**DATASET CONTENT:**
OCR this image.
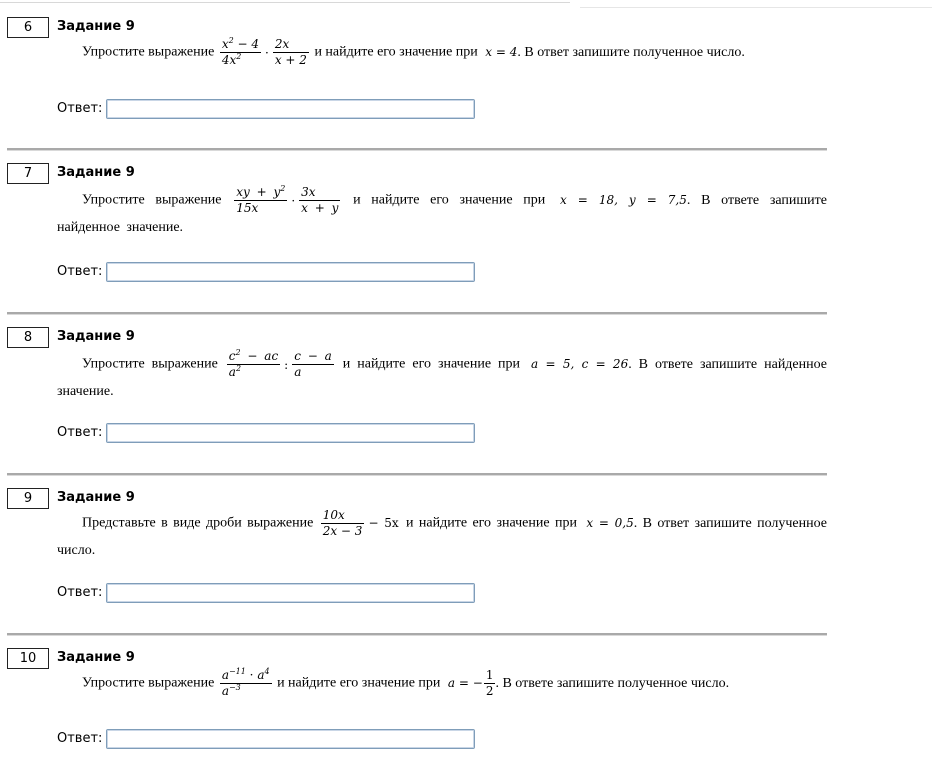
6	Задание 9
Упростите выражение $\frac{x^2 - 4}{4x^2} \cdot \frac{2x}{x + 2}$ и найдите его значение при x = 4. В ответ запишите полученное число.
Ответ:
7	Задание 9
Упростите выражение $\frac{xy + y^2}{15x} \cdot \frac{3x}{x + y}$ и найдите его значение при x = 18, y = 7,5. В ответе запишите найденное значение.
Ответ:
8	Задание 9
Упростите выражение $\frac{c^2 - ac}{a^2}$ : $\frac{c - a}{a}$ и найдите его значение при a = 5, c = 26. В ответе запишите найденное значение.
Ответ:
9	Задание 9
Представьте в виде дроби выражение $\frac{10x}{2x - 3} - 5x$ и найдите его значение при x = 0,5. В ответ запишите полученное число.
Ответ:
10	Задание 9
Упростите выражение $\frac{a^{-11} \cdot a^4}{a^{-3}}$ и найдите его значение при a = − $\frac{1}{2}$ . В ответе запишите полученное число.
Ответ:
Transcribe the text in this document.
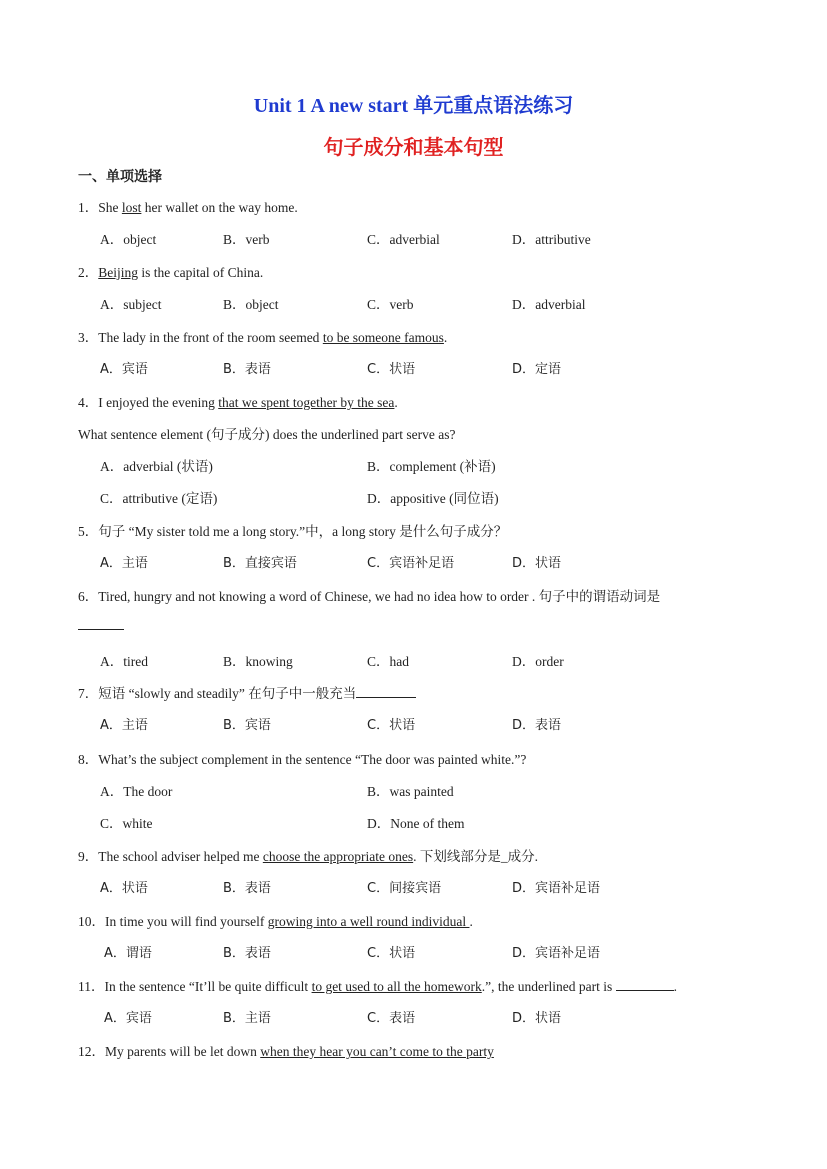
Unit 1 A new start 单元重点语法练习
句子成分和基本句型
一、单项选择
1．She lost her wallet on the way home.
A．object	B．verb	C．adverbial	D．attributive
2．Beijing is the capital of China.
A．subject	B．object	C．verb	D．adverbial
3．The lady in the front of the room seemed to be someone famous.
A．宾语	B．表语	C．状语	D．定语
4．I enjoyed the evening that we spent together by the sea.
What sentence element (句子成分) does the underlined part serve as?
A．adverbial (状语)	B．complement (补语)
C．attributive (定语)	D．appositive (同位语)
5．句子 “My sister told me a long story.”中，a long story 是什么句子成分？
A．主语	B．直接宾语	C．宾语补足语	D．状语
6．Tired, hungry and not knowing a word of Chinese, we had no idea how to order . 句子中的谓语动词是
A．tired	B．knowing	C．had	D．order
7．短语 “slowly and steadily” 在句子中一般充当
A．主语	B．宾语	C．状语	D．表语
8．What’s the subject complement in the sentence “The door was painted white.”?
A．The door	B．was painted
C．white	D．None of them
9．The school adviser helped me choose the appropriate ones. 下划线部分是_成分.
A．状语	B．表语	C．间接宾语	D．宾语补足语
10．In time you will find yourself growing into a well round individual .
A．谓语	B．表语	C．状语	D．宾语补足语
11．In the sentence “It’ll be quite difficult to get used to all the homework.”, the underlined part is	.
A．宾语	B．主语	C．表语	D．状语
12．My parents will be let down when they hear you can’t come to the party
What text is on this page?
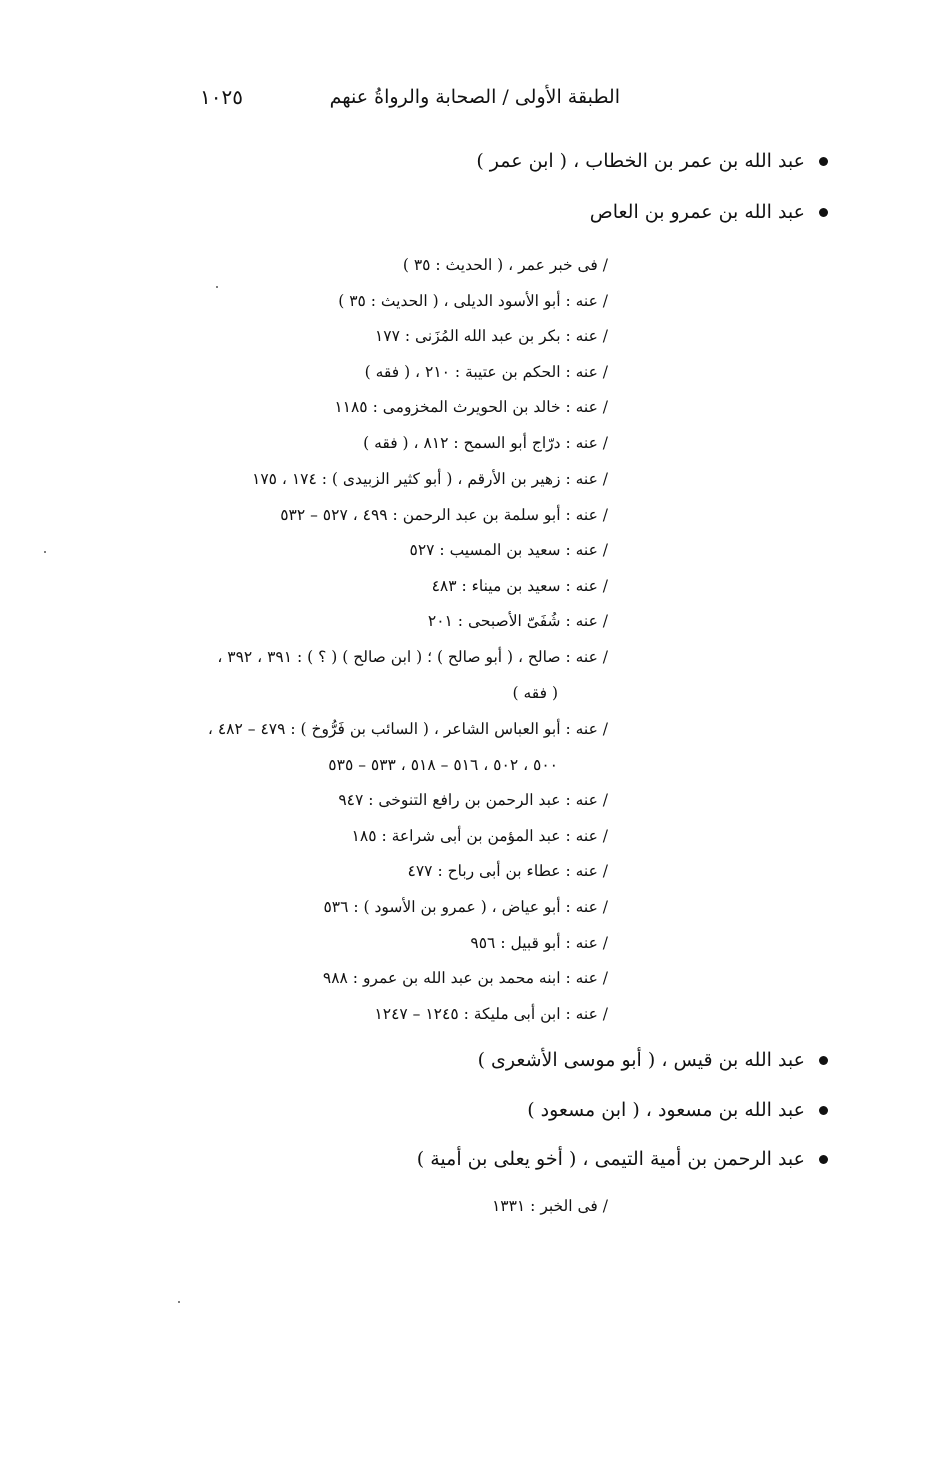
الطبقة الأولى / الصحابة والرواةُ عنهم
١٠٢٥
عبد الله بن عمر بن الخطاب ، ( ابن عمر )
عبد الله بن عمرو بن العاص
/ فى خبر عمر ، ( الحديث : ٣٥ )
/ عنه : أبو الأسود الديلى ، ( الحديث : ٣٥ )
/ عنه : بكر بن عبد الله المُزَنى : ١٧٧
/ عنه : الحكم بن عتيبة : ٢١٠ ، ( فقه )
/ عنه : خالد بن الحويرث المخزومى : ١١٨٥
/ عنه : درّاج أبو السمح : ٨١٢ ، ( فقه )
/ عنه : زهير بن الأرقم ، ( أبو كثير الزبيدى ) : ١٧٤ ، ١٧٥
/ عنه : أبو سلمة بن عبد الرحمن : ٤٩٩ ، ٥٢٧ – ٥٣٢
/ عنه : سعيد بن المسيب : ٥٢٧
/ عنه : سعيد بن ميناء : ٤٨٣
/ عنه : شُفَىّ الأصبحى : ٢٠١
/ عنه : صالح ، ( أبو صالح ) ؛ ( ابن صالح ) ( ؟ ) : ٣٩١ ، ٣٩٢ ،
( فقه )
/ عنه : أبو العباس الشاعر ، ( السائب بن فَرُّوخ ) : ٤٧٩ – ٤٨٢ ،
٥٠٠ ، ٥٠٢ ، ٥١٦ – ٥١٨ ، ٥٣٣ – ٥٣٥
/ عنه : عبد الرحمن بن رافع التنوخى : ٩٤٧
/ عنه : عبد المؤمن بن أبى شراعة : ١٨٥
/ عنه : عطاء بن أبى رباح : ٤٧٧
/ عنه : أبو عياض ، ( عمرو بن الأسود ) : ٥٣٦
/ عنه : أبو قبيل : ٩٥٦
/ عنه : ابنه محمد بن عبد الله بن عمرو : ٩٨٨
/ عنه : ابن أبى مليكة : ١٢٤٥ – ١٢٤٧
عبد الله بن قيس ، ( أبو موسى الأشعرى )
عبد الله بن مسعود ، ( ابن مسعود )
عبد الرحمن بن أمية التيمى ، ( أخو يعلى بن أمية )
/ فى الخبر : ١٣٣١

**DO THIS:** Every entry must be transcribed exactly. Pictures do not belong in the copy.

**ANSWER FOR THIS EXERCISE:**
OCR this image.
6	Задание 9
Упростите выражение $\frac{x^2 - 4}{4x^2} \cdot \frac{2x}{x + 2}$ и найдите его значение при x = 4. В ответ запишите полученное число.
Ответ:
7	Задание 9
Упростите выражение $\frac{xy + y^2}{15x} \cdot \frac{3x}{x + y}$ и найдите его значение при x = 18, y = 7,5. В ответе запишите найденное значение.
Ответ:
8	Задание 9
Упростите выражение $\frac{c^2 - ac}{a^2}$ : $\frac{c - a}{a}$ и найдите его значение при a = 5, c = 26. В ответе запишите найденное значение.
Ответ:
9	Задание 9
Представьте в виде дроби выражение $\frac{10x}{2x - 3} - 5x$ и найдите его значение при x = 0,5. В ответ запишите полученное число.
Ответ:
10	Задание 9
Упростите выражение $\frac{a^{-11} \cdot a^4}{a^{-3}}$ и найдите его значение при a = − $\frac{1}{2}$ . В ответе запишите полученное число.
Ответ:
Transcribe the text in this document.
Unit 1 A new start 单元重点语法练习
句子成分和基本句型
一、单项选择
1．She lost her wallet on the way home.
A．object	B．verb	C．adverbial	D．attributive
2．Beijing is the capital of China.
A．subject	B．object	C．verb	D．adverbial
3．The lady in the front of the room seemed to be someone famous.
A．宾语	B．表语	C．状语	D．定语
4．I enjoyed the evening that we spent together by the sea.
What sentence element (句子成分) does the underlined part serve as?
A．adverbial (状语)	B．complement (补语)
C．attributive (定语)	D．appositive (同位语)
5．句子 “My sister told me a long story.”中，a long story 是什么句子成分？
A．主语	B．直接宾语	C．宾语补足语	D．状语
6．Tired, hungry and not knowing a word of Chinese, we had no idea how to order . 句子中的谓语动词是
A．tired	B．knowing	C．had	D．order
7．短语 “slowly and steadily” 在句子中一般充当
A．主语	B．宾语	C．状语	D．表语
8．What’s the subject complement in the sentence “The door was painted white.”?
A．The door	B．was painted
C．white	D．None of them
9．The school adviser helped me choose the appropriate ones. 下划线部分是_成分.
A．状语	B．表语	C．间接宾语	D．宾语补足语
10．In time you will find yourself growing into a well round individual .
A．谓语	B．表语	C．状语	D．宾语补足语
11．In the sentence “It’ll be quite difficult to get used to all the homework.”, the underlined part is	.
A．宾语	B．主语	C．表语	D．状语
12．My parents will be let down when they hear you can’t come to the party
What text is on this page?
الطبقة الأولى / الصحابة والرواةُ عنهم
١٠٢٥
عبد الله بن عمر بن الخطاب ، ( ابن عمر )
عبد الله بن عمرو بن العاص
/ فى خبر عمر ، ( الحديث : ٣٥ )
/ عنه : أبو الأسود الديلى ، ( الحديث : ٣٥ )
/ عنه : بكر بن عبد الله المُزَنى : ١٧٧
/ عنه : الحكم بن عتيبة : ٢١٠ ، ( فقه )
/ عنه : خالد بن الحويرث المخزومى : ١١٨٥
/ عنه : درّاج أبو السمح : ٨١٢ ، ( فقه )
/ عنه : زهير بن الأرقم ، ( أبو كثير الزبيدى ) : ١٧٤ ، ١٧٥
/ عنه : أبو سلمة بن عبد الرحمن : ٤٩٩ ، ٥٢٧ – ٥٣٢
/ عنه : سعيد بن المسيب : ٥٢٧
/ عنه : سعيد بن ميناء : ٤٨٣
/ عنه : شُفَىّ الأصبحى : ٢٠١
/ عنه : صالح ، ( أبو صالح ) ؛ ( ابن صالح ) ( ؟ ) : ٣٩١ ، ٣٩٢ ،
( فقه )
/ عنه : أبو العباس الشاعر ، ( السائب بن فَرُّوخ ) : ٤٧٩ – ٤٨٢ ،
٥٠٠ ، ٥٠٢ ، ٥١٦ – ٥١٨ ، ٥٣٣ – ٥٣٥
/ عنه : عبد الرحمن بن رافع التنوخى : ٩٤٧
/ عنه : عبد المؤمن بن أبى شراعة : ١٨٥
/ عنه : عطاء بن أبى رباح : ٤٧٧
/ عنه : أبو عياض ، ( عمرو بن الأسود ) : ٥٣٦
/ عنه : أبو قبيل : ٩٥٦
/ عنه : ابنه محمد بن عبد الله بن عمرو : ٩٨٨
/ عنه : ابن أبى مليكة : ١٢٤٥ – ١٢٤٧
عبد الله بن قيس ، ( أبو موسى الأشعرى )
عبد الله بن مسعود ، ( ابن مسعود )
عبد الرحمن بن أمية التيمى ، ( أخو يعلى بن أمية )
/ فى الخبر : ١٣٣١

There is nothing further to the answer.